■ Exercise:
Write each line out exactly, leaving none out.

■ Working data:

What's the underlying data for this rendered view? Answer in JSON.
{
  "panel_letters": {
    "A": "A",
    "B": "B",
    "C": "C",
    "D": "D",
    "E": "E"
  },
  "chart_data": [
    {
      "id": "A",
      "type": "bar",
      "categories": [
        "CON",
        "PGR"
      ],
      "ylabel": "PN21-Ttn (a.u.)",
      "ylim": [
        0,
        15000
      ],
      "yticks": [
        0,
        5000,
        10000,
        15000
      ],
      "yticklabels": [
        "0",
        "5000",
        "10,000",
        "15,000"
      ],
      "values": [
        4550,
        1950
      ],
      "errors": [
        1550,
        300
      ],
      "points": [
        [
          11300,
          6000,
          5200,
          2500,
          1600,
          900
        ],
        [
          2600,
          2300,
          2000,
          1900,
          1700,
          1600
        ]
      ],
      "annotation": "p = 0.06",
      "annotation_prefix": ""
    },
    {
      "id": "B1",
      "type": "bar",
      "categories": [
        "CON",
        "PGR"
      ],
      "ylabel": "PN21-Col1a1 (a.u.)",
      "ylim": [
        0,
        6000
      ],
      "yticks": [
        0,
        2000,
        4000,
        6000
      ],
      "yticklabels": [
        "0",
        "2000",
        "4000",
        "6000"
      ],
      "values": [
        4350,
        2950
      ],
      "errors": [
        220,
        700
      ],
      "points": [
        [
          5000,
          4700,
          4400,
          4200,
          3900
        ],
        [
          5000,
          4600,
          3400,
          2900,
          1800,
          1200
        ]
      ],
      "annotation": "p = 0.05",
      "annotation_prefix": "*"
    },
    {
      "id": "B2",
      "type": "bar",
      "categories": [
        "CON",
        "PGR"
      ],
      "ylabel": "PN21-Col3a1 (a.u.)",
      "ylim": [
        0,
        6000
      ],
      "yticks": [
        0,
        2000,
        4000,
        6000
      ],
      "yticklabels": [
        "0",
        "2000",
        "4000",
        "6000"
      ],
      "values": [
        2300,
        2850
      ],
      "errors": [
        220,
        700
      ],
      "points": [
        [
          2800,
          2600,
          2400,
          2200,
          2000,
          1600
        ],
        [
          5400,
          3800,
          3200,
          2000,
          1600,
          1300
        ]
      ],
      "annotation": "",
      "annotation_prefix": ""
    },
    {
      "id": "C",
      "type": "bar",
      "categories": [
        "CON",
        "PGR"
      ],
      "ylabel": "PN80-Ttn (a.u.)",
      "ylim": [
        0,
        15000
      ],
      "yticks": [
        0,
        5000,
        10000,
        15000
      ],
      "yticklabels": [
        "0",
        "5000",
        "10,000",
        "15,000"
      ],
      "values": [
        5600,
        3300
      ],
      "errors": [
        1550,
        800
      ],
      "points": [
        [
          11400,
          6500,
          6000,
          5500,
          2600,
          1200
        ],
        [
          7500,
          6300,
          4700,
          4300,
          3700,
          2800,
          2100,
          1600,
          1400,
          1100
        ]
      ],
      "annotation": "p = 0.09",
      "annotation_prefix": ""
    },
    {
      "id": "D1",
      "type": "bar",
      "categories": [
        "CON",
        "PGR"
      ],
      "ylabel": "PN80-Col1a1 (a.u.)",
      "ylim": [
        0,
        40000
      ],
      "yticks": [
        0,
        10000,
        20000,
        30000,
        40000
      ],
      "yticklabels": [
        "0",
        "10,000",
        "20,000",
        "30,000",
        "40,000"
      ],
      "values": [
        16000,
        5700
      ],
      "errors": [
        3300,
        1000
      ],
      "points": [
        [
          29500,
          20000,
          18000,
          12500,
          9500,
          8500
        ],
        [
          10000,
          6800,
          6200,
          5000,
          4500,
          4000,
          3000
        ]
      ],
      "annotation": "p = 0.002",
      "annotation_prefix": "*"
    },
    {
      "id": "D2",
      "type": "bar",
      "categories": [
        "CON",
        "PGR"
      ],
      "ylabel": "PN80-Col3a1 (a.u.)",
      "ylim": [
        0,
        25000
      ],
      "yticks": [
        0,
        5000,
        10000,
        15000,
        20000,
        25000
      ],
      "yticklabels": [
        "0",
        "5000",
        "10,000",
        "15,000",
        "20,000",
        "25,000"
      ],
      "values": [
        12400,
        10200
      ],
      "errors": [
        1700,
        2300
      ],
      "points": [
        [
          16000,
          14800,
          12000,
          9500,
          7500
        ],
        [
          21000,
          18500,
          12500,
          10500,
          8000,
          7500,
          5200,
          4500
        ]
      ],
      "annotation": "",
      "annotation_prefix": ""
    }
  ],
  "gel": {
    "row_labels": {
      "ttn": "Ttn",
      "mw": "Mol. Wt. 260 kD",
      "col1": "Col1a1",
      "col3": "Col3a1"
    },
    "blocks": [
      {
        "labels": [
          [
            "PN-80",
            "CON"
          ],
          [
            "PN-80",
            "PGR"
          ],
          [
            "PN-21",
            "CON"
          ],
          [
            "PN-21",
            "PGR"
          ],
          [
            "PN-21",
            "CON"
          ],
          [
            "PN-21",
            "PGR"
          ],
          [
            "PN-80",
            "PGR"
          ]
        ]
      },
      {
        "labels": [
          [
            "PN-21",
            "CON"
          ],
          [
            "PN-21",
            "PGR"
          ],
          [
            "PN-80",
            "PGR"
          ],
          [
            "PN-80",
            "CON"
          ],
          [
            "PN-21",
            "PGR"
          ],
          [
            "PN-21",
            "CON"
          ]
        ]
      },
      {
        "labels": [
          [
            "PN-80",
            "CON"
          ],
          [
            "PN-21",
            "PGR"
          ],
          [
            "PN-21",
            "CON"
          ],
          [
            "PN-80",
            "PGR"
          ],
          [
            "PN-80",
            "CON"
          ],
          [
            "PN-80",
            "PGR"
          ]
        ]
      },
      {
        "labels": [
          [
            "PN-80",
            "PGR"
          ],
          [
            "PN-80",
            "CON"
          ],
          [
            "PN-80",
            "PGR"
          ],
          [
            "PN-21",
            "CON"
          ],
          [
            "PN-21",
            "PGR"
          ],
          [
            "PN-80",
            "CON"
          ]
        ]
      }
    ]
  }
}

■ Reply to the task:
What's the underlying data for this rendered view? Answer in JSON.
{
  "panel_letters": {
    "A": "A",
    "B": "B",
    "C": "C",
    "D": "D",
    "E": "E"
  },
  "chart_data": [
    {
      "id": "A",
      "type": "bar",
      "categories": [
        "CON",
        "PGR"
      ],
      "ylabel": "PN21-Ttn (a.u.)",
      "ylim": [
        0,
        15000
      ],
      "yticks": [
        0,
        5000,
        10000,
        15000
      ],
      "yticklabels": [
        "0",
        "5000",
        "10,000",
        "15,000"
      ],
      "values": [
        4550,
        1950
      ],
      "errors": [
        1550,
        300
      ],
      "points": [
        [
          11300,
          6000,
          5200,
          2500,
          1600,
          900
        ],
        [
          2600,
          2300,
          2000,
          1900,
          1700,
          1600
        ]
      ],
      "annotation": "p = 0.06",
      "annotation_prefix": ""
    },
    {
      "id": "B1",
      "type": "bar",
      "categories": [
        "CON",
        "PGR"
      ],
      "ylabel": "PN21-Col1a1 (a.u.)",
      "ylim": [
        0,
        6000
      ],
      "yticks": [
        0,
        2000,
        4000,
        6000
      ],
      "yticklabels": [
        "0",
        "2000",
        "4000",
        "6000"
      ],
      "values": [
        4350,
        2950
      ],
      "errors": [
        220,
        700
      ],
      "points": [
        [
          5000,
          4700,
          4400,
          4200,
          3900
        ],
        [
          5000,
          4600,
          3400,
          2900,
          1800,
          1200
        ]
      ],
      "annotation": "p = 0.05",
      "annotation_prefix": "*"
    },
    {
      "id": "B2",
      "type": "bar",
      "categories": [
        "CON",
        "PGR"
      ],
      "ylabel": "PN21-Col3a1 (a.u.)",
      "ylim": [
        0,
        6000
      ],
      "yticks": [
        0,
        2000,
        4000,
        6000
      ],
      "yticklabels": [
        "0",
        "2000",
        "4000",
        "6000"
      ],
      "values": [
        2300,
        2850
      ],
      "errors": [
        220,
        700
      ],
      "points": [
        [
          2800,
          2600,
          2400,
          2200,
          2000,
          1600
        ],
        [
          5400,
          3800,
          3200,
          2000,
          1600,
          1300
        ]
      ],
      "annotation": "",
      "annotation_prefix": ""
    },
    {
      "id": "C",
      "type": "bar",
      "categories": [
        "CON",
        "PGR"
      ],
      "ylabel": "PN80-Ttn (a.u.)",
      "ylim": [
        0,
        15000
      ],
      "yticks": [
        0,
        5000,
        10000,
        15000
      ],
      "yticklabels": [
        "0",
        "5000",
        "10,000",
        "15,000"
      ],
      "values": [
        5600,
        3300
      ],
      "errors": [
        1550,
        800
      ],
      "points": [
        [
          11400,
          6500,
          6000,
          5500,
          2600,
          1200
        ],
        [
          7500,
          6300,
          4700,
          4300,
          3700,
          2800,
          2100,
          1600,
          1400,
          1100
        ]
      ],
      "annotation": "p = 0.09",
      "annotation_prefix": ""
    },
    {
      "id": "D1",
      "type": "bar",
      "categories": [
        "CON",
        "PGR"
      ],
      "ylabel": "PN80-Col1a1 (a.u.)",
      "ylim": [
        0,
        40000
      ],
      "yticks": [
        0,
        10000,
        20000,
        30000,
        40000
      ],
      "yticklabels": [
        "0",
        "10,000",
        "20,000",
        "30,000",
        "40,000"
      ],
      "values": [
        16000,
        5700
      ],
      "errors": [
        3300,
        1000
      ],
      "points": [
        [
          29500,
          20000,
          18000,
          12500,
          9500,
          8500
        ],
        [
          10000,
          6800,
          6200,
          5000,
          4500,
          4000,
          3000
        ]
      ],
      "annotation": "p = 0.002",
      "annotation_prefix": "*"
    },
    {
      "id": "D2",
      "type": "bar",
      "categories": [
        "CON",
        "PGR"
      ],
      "ylabel": "PN80-Col3a1 (a.u.)",
      "ylim": [
        0,
        25000
      ],
      "yticks": [
        0,
        5000,
        10000,
        15000,
        20000,
        25000
      ],
      "yticklabels": [
        "0",
        "5000",
        "10,000",
        "15,000",
        "20,000",
        "25,000"
      ],
      "values": [
        12400,
        10200
      ],
      "errors": [
        1700,
        2300
      ],
      "points": [
        [
          16000,
          14800,
          12000,
          9500,
          7500
        ],
        [
          21000,
          18500,
          12500,
          10500,
          8000,
          7500,
          5200,
          4500
        ]
      ],
      "annotation": "",
      "annotation_prefix": ""
    }
  ],
  "gel": {
    "row_labels": {
      "ttn": "Ttn",
      "mw": "Mol. Wt. 260 kD",
      "col1": "Col1a1",
      "col3": "Col3a1"
    },
    "blocks": [
      {
        "labels": [
          [
            "PN-80",
            "CON"
          ],
          [
            "PN-80",
            "PGR"
          ],
          [
            "PN-21",
            "CON"
          ],
          [
            "PN-21",
            "PGR"
          ],
          [
            "PN-21",
            "CON"
          ],
          [
            "PN-21",
            "PGR"
          ],
          [
            "PN-80",
            "PGR"
          ]
        ]
      },
      {
        "labels": [
          [
            "PN-21",
            "CON"
          ],
          [
            "PN-21",
            "PGR"
          ],
          [
            "PN-80",
            "PGR"
          ],
          [
            "PN-80",
            "CON"
          ],
          [
            "PN-21",
            "PGR"
          ],
          [
            "PN-21",
            "CON"
          ]
        ]
      },
      {
        "labels": [
          [
            "PN-80",
            "CON"
          ],
          [
            "PN-21",
            "PGR"
          ],
          [
            "PN-21",
            "CON"
          ],
          [
            "PN-80",
            "PGR"
          ],
          [
            "PN-80",
            "CON"
          ],
          [
            "PN-80",
            "PGR"
          ]
        ]
      },
      {
        "labels": [
          [
            "PN-80",
            "PGR"
          ],
          [
            "PN-80",
            "CON"
          ],
          [
            "PN-80",
            "PGR"
          ],
          [
            "PN-21",
            "CON"
          ],
          [
            "PN-21",
            "PGR"
          ],
          [
            "PN-80",
            "CON"
          ]
        ]
      }
    ]
  }
}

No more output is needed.